• QUESTIONS ON THE MATERIAL:
a) Answer the following from the clinical trial entry on ozone therapy for peri-implantitis:
(i) Which institution is given as the source?
(ii) How many patients were randomly allocated to the two groups?
(iii) What did the control group use alone to decontaminate the implant surfaces?
b) Reproduce everything in the clinical trial entry on ozone therapy for peri-implantitis from "Peri-implant diseases are" down to "and Berglundh 2011).".
c) Resume the clinical trial entry on ozone therapy for peri-implantitis after its final sentence, and extend it in the same style.

[READING PASSAGE]

NCT number NCT03018795
Other study ID # 25901600-2858
Secondary ID
Status Completed
Phase N/A
First received January 10, 2017
Last updated January 10, 2017
Start date September 2014
Est. completion date September 2016

Study information

Verified date January 2017
Source Gazi University
Contact n/a
Is FDA regulated No
Health authority Turkey: Ministry of Health
Study type Interventional

Clinical Trial Summary

Decontamination procedure is a challenging factor that affects the success of surgical regenerative therapy (SRT) of peri-implantitis. The purpose of the present study was to determine the impact of additional ozone therapy for the decontamination of implant surfaces in SRT of peri-implantitis. A total of 21 patients with moderate or advanced peri-implantitis were randomly allocated to the test group (ozone group) with the use of sterile saline with additional ozone therapy or the control group with sterile saline alone for decontamination of the implant surfaces in SRT of peri-implantitis. Clinical and radiographic outcomes were evaluated at baseline and 6 months postoperatively


Description:

Peri-implant diseases are described as inflammatory processes in the tissues surrounding implants in response to mainly microbial biofilms on the surface of the implants (Zitzmann and Berglundh 2008). Peri-implant mucositis is described as an inflammatory reaction triggered by microbial biofilms without any loss of peri-implant bone, while peri-implantitis is characterized by bleeding when probed and/or suppuration with further loss of the peri-implant bone (Lindhe and Meyle 2008; Lang and Berglundh 2011).

Since microbial biofilms play a major role in the etiology (Becker et al. 1990; Quirynen et al. 2002), it has been considered that elimination of microbial pathogens is mandatory in the treatment of peri-implant diseases (Mombelli and Lang 1994; Schwarz et al. 2006). The objectives of peri-implantitis therapy are implant surface decontamination to resolve inflammation resolution while preserving the implant supporting tissues (Lindhe and Meyle 2008; Heitz-Mayfield and Lang 2010).

Several implant decontamination methods have been suggested, including mechanical debridement, chemical therapy (applications of root conditioners, disinfectants, and local and systemic antibiotic therapy) (Heitz-Mayfield et al. 2012; Wohlfahrt et al. 2012) and surgical procedures aiming to remove bacteria, and smooth, decontaminate and detoxify the implant surface (Froum et al. 2012; Schwarz et al. 2013). However, there is as yet no consensus on the most effective protocol for implant surface detoxification (Suarez et al. 2013).

[/READING PASSAGE]
[SOURCE MATERIAL]

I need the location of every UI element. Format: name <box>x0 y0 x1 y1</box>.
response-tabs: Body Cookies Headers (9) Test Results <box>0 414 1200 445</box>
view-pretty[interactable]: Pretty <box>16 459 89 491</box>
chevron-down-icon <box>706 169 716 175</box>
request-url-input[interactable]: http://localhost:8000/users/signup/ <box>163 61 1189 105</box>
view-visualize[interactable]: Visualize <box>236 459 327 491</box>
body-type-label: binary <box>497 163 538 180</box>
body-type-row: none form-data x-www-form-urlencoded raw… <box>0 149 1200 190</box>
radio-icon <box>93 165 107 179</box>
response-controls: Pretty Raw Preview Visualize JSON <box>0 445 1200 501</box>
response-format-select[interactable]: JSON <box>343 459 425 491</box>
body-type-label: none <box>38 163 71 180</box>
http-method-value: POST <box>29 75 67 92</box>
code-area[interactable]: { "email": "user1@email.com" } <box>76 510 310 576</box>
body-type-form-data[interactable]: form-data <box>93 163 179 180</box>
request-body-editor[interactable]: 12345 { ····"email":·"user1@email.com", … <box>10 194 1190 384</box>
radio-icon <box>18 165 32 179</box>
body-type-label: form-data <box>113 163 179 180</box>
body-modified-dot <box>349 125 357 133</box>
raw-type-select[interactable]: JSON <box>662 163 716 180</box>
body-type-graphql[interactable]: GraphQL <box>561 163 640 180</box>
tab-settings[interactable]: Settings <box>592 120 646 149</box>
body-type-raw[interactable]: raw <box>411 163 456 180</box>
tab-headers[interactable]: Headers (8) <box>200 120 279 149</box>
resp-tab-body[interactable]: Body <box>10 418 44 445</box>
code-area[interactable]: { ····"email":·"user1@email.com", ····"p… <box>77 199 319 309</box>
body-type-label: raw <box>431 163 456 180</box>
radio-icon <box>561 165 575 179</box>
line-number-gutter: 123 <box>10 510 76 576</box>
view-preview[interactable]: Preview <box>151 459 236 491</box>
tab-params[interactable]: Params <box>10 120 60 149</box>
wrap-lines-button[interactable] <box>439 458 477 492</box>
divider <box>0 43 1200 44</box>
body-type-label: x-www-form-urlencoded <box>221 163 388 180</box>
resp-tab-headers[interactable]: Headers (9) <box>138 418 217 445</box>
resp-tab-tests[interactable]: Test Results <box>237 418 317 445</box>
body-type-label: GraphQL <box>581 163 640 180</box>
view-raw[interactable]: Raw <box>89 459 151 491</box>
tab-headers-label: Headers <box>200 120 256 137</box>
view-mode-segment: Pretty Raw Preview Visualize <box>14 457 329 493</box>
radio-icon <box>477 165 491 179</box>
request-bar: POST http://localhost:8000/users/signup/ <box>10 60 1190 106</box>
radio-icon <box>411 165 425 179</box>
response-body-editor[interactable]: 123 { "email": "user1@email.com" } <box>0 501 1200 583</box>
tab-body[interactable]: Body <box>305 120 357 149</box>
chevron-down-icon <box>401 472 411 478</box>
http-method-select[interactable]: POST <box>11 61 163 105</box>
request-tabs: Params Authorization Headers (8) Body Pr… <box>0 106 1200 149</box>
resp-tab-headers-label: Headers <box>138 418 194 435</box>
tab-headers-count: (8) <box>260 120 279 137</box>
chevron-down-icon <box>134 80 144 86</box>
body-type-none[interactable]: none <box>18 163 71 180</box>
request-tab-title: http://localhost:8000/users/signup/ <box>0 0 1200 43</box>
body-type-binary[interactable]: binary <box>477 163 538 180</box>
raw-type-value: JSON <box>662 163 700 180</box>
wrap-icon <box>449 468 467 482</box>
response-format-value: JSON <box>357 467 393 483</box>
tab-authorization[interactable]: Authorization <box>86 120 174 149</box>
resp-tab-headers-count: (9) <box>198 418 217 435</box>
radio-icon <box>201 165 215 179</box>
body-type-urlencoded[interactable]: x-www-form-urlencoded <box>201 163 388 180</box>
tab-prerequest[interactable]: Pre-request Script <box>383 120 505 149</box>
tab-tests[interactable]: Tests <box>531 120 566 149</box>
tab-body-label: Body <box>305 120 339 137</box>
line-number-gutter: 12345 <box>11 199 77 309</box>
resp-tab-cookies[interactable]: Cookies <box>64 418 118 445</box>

[/SOURCE MATERIAL]

• RESPONSE LIST:
a)
(i) Gazi University
(ii) 21
(iii) Sterile saline

b)
Peri-implant diseases are described as inflammatory processes in the tissues surrounding implants in response to mainly microbial biofilms on the surface of the implants (Zitzmann and Berglundh 2008). Peri-implant mucositis is described as an inflammatory reaction triggered by microbial biofilms without any loss of peri-implant bone, while peri-implantitis is characterized by bleeding when probed and/or suppuration with further loss of the peri-implant bone (Lindhe and Meyle 2008; Lang and Berglundh 2011).

c)
Ozone has a strong oxidation effect with remarkable antimicrobial potential and can be used as a disinfectant in clinical applications of dentistry (Iliadis and Millar 2013). A previous study reported that ozone has powerful antimicrobial activity in response to anaerobic periodontal pathogenic microorganisms and may have the potential to be used as an adjunctive tool in non-surgical periodontal therapy in periodontitis patients (Eick et al. 2012). Ozone therapy can promote haemostasis, enhance the release of growth factors and local oxygen supply, upregulate cellular antioxidant enzymes and inhibit bacterial proliferation (Ozdemir et al. 2013). However, current literature has little information regarding the antimicrobial activity of ozone in the treatment of peri-implant diseases. A previous randomized, clinical study showed that ozone therapy reduced inflammation in the treatment of peri-implant mucositis (McKenna et al. 2013). Another in-vitro trial reported that in the reduction of adherent bacteria on titanium, gaseous ozone showed selective efficacy without any adverse effect on the surface structures of the titanium surfaces or the adhesion and proliferation of osteoblastic cells (Huser-Gerspach et al. 2012).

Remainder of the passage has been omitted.